Text block:
————
Negative infinity means blocked, it's in the future. Applying the mask adds negative infinity to these blocked positions, completely replacing future scores. For row eat, the score of 0.81 with pizza is substituted with negative infinity. Every cell in the upper triangle is now negative infinity. The future is completely shut off.
Now we pass these masked scores through soft max to turn them into probabilities. Softmax exponentiates the values and normalizes them so they sum to one. But, what happens to negative infinity? E to the power of negative infinity is just zero. So, the attention on any future token drops to exactly zero. Look at pizza. It's weight is exactly zero. Eat can't see it at all.
The remaining weights all add up to one.
Eat gives 0.29 to itself, 0.21 to two, and so on.
Now, we apply softmax row by row to get the full attention weights matrix. All future positions are zeroed out. The mask did its job. Now, here's one interesting thing to note. Even after the masking, even though we set half the matrix to negative infinity, the normalizing still gives one. Every single row in this attention weights matrix still sums to exactly one.
Token I only sees itself. It's entire row collapses to 1.00.
Love splits between I and itself. And pizza, the last token, gets to attend to everything before it.
Finally, we multiply the attention weights by the value matrix to get our output Z.
We do this for the remaining words, giving us our fully contextualized output matrix Z.
This output matrix Z represents our context-aware embeddings. Each row is a representation of a token, now beautifully enriched with information from the words that came before it.
Let's look at the calculation for row eat in detail. We use these weights to blend the value vectors together. Each value vector of our past words gets scaled by its corresponding attention weight. But, future tokens, like pizza, are multiplied by exactly zero. Finally, we add these scaled vectors together to produce the final output vector for eat.
Since future tokens had zero weight, nothing from the future leaked into this vector. And that's how masked attention works. It's what lets the model generate one token at a time without ever peeking ahead.
The result of this entire process is a brand new output vector for each token.
But let's look at what these vectors conceptually represent. We can see that the token I can only see itself having a weight of 1.00.
The word love can look at I and love only, perfectly ignoring all future tokens. Same thing for two, eat, and pizza. Each one can only mix with what came before it. So, by using causal masking, we've perfectly solved the cheating issue. We now have the best of both worlds, high-speed parallel training while strictly ensuring that no token can ever see future tokens.
Take that attention weights matrix and turn it into a heat map. Bright means the token is paying attention, black means zero. Look at the shape you get.
This staircase pattern? That's the fingerprint of every generative model ever built. It doesn't matter if the sequence is five tokens or 5,000. The past is always lit up and the future is always pitch black.
But think about this. If we set the future attention weights to exactly zero, why do we even bother calculating them? Why not just calculate smaller sliced matrices to save compute? It comes down to the GPU. GPUs are great at doing one big uniform operation on a ton of data at once. But ask them to handle variable, jagged, fragmented steps, they slow to a crawl. Keep the matrix uniform, slap a mask on it, and now you're computing attention for all tokens in one single shot. That's the trick that lets us train models with billions of parameters.
————
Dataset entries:

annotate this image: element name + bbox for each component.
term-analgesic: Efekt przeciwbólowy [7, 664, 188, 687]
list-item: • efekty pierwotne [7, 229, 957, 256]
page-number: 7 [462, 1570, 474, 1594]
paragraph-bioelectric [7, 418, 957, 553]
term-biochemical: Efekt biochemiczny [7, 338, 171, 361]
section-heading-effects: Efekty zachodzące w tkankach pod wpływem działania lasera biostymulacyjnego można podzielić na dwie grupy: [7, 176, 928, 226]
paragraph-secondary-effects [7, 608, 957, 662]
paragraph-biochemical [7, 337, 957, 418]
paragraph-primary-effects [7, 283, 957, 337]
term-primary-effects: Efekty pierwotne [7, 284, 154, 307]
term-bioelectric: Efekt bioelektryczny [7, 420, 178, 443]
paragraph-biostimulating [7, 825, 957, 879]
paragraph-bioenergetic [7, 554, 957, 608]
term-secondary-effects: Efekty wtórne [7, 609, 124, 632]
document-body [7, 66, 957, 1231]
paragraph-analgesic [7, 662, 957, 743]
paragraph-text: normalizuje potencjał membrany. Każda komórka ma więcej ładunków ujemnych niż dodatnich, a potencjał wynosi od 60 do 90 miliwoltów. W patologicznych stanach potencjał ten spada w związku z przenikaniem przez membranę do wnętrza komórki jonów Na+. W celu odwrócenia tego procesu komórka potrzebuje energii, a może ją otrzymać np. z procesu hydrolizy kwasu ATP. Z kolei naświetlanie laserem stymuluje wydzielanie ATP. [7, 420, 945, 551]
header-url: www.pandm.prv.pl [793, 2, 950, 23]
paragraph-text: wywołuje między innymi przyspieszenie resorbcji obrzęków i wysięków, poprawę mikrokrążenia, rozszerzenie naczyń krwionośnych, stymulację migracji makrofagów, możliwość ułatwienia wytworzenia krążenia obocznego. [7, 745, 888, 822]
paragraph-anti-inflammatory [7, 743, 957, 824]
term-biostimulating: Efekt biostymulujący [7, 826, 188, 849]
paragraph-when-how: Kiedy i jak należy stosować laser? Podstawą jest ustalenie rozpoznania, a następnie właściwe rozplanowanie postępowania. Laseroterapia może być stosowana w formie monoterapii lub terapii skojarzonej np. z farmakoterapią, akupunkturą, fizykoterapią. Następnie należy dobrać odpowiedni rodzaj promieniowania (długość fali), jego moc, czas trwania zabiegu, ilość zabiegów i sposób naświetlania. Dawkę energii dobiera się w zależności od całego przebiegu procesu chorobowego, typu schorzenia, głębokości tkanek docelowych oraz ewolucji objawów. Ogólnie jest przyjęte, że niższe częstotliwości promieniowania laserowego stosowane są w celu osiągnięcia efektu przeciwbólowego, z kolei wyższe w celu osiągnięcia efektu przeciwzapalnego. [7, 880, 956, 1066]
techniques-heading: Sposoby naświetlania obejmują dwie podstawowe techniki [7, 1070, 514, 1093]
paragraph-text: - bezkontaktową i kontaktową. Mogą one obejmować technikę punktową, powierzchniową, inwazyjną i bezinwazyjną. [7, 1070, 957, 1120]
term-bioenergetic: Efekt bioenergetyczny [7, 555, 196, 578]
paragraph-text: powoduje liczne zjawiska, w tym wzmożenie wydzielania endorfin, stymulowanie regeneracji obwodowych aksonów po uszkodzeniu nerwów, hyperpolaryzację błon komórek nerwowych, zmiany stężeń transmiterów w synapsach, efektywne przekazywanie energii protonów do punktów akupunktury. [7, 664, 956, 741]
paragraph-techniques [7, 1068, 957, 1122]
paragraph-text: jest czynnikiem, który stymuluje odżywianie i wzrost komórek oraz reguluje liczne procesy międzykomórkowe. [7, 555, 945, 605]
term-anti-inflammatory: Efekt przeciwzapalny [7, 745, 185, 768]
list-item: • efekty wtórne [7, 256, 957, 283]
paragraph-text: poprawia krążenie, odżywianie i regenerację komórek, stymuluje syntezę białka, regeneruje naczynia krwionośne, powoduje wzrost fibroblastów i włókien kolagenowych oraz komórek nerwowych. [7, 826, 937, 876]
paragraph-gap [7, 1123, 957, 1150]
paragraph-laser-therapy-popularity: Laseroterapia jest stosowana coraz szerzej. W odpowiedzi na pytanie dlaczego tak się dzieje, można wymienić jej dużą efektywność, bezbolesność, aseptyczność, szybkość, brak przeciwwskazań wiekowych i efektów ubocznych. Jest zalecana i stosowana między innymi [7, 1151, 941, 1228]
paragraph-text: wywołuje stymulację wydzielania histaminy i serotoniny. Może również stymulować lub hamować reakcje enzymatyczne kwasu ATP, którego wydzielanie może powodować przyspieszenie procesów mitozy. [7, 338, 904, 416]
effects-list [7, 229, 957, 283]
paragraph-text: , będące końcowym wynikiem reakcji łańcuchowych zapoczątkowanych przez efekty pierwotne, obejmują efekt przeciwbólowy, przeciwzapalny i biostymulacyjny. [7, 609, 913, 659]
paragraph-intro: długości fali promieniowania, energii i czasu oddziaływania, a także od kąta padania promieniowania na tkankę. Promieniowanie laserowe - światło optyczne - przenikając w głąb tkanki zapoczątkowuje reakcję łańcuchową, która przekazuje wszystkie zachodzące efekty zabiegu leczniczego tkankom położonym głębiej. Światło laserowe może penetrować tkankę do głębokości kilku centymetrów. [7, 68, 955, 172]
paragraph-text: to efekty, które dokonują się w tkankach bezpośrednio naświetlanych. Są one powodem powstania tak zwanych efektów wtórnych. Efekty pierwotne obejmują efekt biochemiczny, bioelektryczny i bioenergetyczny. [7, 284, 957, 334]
————
About this exercise:
Answer these from the text on masked attention:
(a) What value does e raised to negative infinity give?
(b) In the heat map of the attention weights matrix, what does black mean?
(c) What type of operation are GPUs said to be great at?

Solution for this problem:
(a) Zero.
(b) Zero attention.
(c) One big uniform operation on a ton of data at once.